• Task directions
Each record below is to be copied word for word, with pictures removed.

• Provided information
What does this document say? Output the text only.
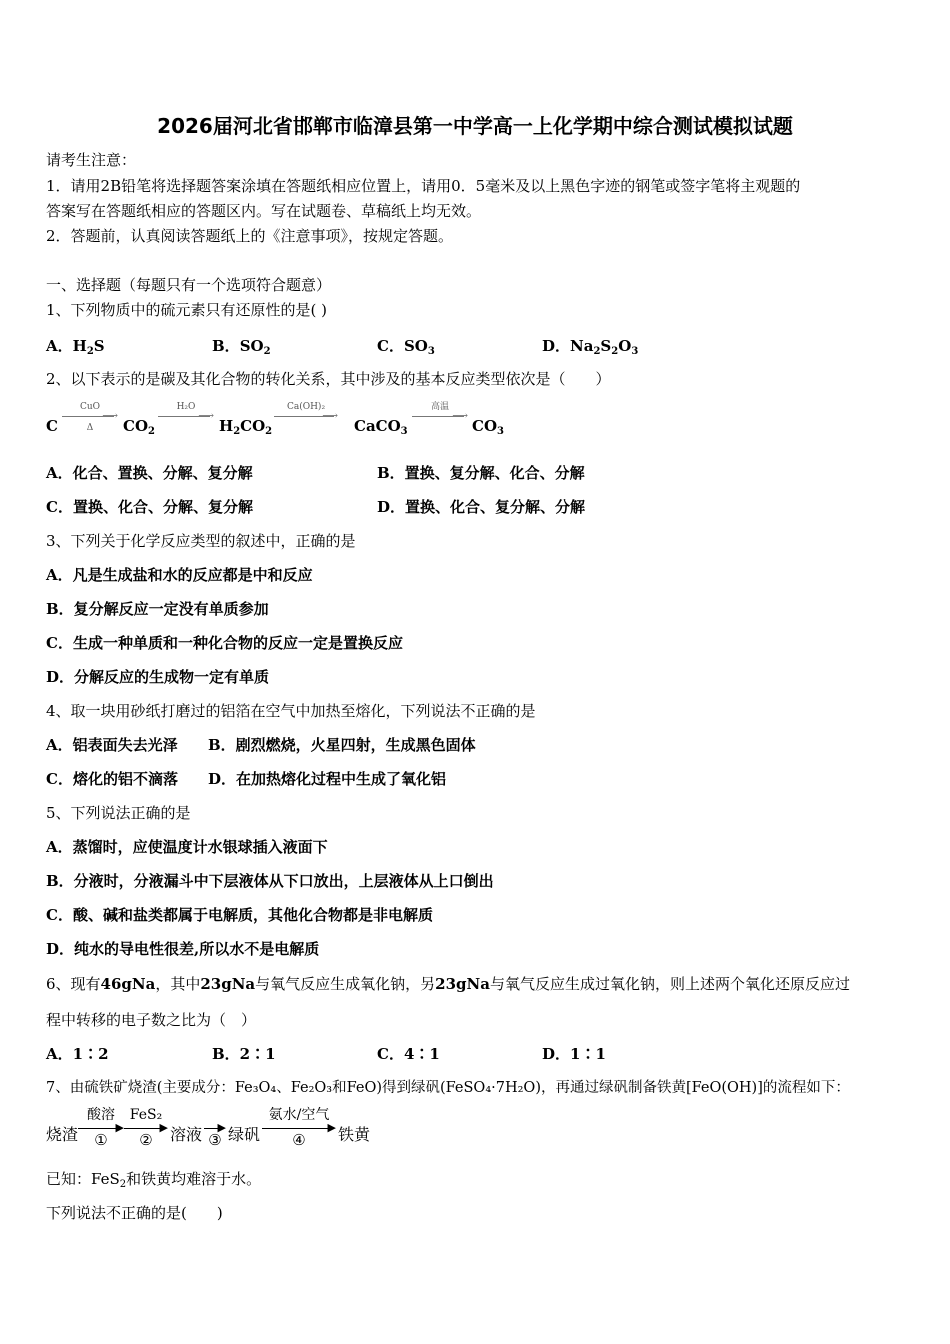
2026届河北省邯郸市临漳县第一中学高一上化学期中综合测试模拟试题
请考生注意：
1．请用2B铅笔将选择题答案涂填在答题纸相应位置上，请用0．5毫米及以上黑色字迹的钢笔或签字笔将主观题的
答案写在答题纸相应的答题区内。写在试题卷、草稿纸上均无效。
2．答题前，认真阅读答题纸上的《注意事项》，按规定答题。
一、选择题（每题只有一个选项符合题意）
1、下列物质中的硫元素只有还原性的是( )
A．$H_2S$	B．$SO_2$	C．$SO_3$	D．$Na_2S_2O_3$
2、以下表示的是碳及其化合物的转化关系，其中涉及的基本反应类型依次是（　　）
C
CuO
⟶
Δ	$CO_2$
H₂O
⟶
$H_2CO_2$
Ca(OH)₂
⟶
CaCO$_3$
高温
⟶
$CO_3$
A．化合、置换、分解、复分解	B．置换、复分解、化合、分解
C．置换、化合、分解、复分解	D．置换、化合、复分解、分解
3、下列关于化学反应类型的叙述中，正确的是
A．凡是生成盐和水的反应都是中和反应
B．复分解反应一定没有单质参加
C．生成一种单质和一种化合物的反应一定是置换反应
D．分解反应的生成物一定有单质
4、取一块用砂纸打磨过的铝箔在空气中加热至熔化，下列说法不正确的是
A．铝表面失去光泽 B．剧烈燃烧，火星四射，生成黑色固体
C．熔化的铝不滴落 D．在加热熔化过程中生成了氧化铝
5、下列说法正确的是
A．蒸馏时，应使温度计水银球插入液面下
B．分液时，分液漏斗中下层液体从下口放出，上层液体从上口倒出
C．酸、碱和盐类都属于电解质，其他化合物都是非电解质
D．纯水的导电性很差,所以水不是电解质
6、现有46gNa，其中23gNa与氧气反应生成氧化钠，另23gNa与氧气反应生成过氧化钠，则上述两个氧化还原反应过
程中转移的电子数之比为（　）
A．1∶2	B．2∶1	C．4∶1	D．1∶1
7、由硫铁矿烧渣(主要成分：Fe₃O₄、Fe₂O₃和FeO)得到绿矾(FeSO₄·7H₂O)，再通过绿矾制备铁黄[FeO(OH)]的流程如下：
烧渣
酸溶
▶
①
FeS₂
▶
②	溶液 ▶
③ 绿矾
氨水/空气
▶
④	铁黄
已知：FeS$_2$和铁黄均难溶于水。
下列说法不正确的是(　　)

• Result
What does this document say? Output the text only.
2026届河北省邯郸市临漳县第一中学高一上化学期中综合测试模拟试题
请考生注意：
1．请用2B铅笔将选择题答案涂填在答题纸相应位置上，请用0．5毫米及以上黑色字迹的钢笔或签字笔将主观题的
答案写在答题纸相应的答题区内。写在试题卷、草稿纸上均无效。
2．答题前，认真阅读答题纸上的《注意事项》，按规定答题。
一、选择题（每题只有一个选项符合题意）
1、下列物质中的硫元素只有还原性的是( )
A．$H_2S$	B．$SO_2$	C．$SO_3$	D．$Na_2S_2O_3$
2、以下表示的是碳及其化合物的转化关系，其中涉及的基本反应类型依次是（　　）
C
CuO
⟶
Δ	$CO_2$
H₂O
⟶
$H_2CO_2$
Ca(OH)₂
⟶
CaCO$_3$
高温
⟶
$CO_3$
A．化合、置换、分解、复分解	B．置换、复分解、化合、分解
C．置换、化合、分解、复分解	D．置换、化合、复分解、分解
3、下列关于化学反应类型的叙述中，正确的是
A．凡是生成盐和水的反应都是中和反应
B．复分解反应一定没有单质参加
C．生成一种单质和一种化合物的反应一定是置换反应
D．分解反应的生成物一定有单质
4、取一块用砂纸打磨过的铝箔在空气中加热至熔化，下列说法不正确的是
A．铝表面失去光泽 B．剧烈燃烧，火星四射，生成黑色固体
C．熔化的铝不滴落 D．在加热熔化过程中生成了氧化铝
5、下列说法正确的是
A．蒸馏时，应使温度计水银球插入液面下
B．分液时，分液漏斗中下层液体从下口放出，上层液体从上口倒出
C．酸、碱和盐类都属于电解质，其他化合物都是非电解质
D．纯水的导电性很差,所以水不是电解质
6、现有46gNa，其中23gNa与氧气反应生成氧化钠，另23gNa与氧气反应生成过氧化钠，则上述两个氧化还原反应过
程中转移的电子数之比为（　）
A．1∶2	B．2∶1	C．4∶1	D．1∶1
7、由硫铁矿烧渣(主要成分：Fe₃O₄、Fe₂O₃和FeO)得到绿矾(FeSO₄·7H₂O)，再通过绿矾制备铁黄[FeO(OH)]的流程如下：
烧渣
酸溶
▶
①
FeS₂
▶
②	溶液 ▶
③ 绿矾
氨水/空气
▶
④	铁黄
已知：FeS$_2$和铁黄均难溶于水。
下列说法不正确的是(　　)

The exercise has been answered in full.